Requirement.
Go through the records and filter out every line lacking the word "culture"; copy the lines that remain.

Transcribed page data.
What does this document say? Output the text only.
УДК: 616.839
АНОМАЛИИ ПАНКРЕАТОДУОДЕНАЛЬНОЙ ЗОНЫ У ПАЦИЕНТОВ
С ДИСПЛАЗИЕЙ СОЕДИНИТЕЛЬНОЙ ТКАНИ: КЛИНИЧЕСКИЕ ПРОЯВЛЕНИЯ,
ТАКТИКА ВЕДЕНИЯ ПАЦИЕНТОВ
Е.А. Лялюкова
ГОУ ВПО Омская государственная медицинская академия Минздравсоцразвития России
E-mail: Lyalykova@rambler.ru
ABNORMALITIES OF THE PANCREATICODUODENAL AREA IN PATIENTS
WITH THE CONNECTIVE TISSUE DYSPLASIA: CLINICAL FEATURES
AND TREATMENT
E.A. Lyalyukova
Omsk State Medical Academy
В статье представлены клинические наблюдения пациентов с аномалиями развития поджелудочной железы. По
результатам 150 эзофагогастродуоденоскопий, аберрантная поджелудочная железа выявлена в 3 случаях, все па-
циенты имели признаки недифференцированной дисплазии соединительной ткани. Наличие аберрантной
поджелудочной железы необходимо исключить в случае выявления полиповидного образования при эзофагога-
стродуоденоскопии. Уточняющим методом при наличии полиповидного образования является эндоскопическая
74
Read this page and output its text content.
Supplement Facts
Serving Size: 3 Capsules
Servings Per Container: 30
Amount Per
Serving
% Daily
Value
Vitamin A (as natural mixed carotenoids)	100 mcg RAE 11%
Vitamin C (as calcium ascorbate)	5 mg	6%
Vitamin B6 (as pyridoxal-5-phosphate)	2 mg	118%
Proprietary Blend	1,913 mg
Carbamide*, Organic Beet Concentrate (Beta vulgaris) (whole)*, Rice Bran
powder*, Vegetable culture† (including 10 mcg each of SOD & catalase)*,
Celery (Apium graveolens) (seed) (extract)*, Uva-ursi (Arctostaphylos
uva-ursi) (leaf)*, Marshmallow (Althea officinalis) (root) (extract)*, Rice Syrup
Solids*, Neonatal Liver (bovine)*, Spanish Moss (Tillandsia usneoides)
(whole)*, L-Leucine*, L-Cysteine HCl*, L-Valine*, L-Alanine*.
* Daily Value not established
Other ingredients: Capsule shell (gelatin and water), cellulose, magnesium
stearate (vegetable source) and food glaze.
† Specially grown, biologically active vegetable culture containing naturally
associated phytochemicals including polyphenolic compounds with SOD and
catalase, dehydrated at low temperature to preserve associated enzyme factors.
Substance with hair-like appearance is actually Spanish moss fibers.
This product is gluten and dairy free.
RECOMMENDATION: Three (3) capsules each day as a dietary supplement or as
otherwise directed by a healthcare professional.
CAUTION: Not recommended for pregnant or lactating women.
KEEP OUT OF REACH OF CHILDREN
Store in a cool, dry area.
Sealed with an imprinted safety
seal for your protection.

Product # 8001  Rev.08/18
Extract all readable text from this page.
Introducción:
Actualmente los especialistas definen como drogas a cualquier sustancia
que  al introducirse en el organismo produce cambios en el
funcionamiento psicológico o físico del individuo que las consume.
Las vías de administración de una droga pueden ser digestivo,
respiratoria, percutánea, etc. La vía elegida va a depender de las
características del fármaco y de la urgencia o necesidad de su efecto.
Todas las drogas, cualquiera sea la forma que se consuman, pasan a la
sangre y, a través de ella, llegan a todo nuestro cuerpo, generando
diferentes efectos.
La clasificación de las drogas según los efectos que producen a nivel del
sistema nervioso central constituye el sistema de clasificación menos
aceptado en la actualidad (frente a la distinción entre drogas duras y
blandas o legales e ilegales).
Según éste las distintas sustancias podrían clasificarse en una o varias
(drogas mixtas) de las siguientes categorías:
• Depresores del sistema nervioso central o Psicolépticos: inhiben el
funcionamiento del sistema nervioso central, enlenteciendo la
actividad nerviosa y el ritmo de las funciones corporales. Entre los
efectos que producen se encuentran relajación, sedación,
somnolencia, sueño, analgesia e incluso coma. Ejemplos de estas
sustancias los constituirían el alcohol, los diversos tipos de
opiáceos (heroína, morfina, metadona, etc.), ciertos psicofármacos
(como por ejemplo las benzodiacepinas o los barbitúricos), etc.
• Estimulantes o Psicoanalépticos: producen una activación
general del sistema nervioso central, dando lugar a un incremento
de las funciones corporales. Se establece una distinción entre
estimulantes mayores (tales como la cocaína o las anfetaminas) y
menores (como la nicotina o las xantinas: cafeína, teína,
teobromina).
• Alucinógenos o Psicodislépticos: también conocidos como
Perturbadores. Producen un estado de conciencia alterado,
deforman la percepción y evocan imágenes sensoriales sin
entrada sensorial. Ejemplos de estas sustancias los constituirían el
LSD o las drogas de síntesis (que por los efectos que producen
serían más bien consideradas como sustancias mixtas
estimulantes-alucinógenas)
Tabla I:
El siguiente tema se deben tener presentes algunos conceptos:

Exercise solution.
powder*, Vegetable culture† (including 10 mcg each of SOD & catalase)*,
† Specially grown, biologically active vegetable culture containing naturally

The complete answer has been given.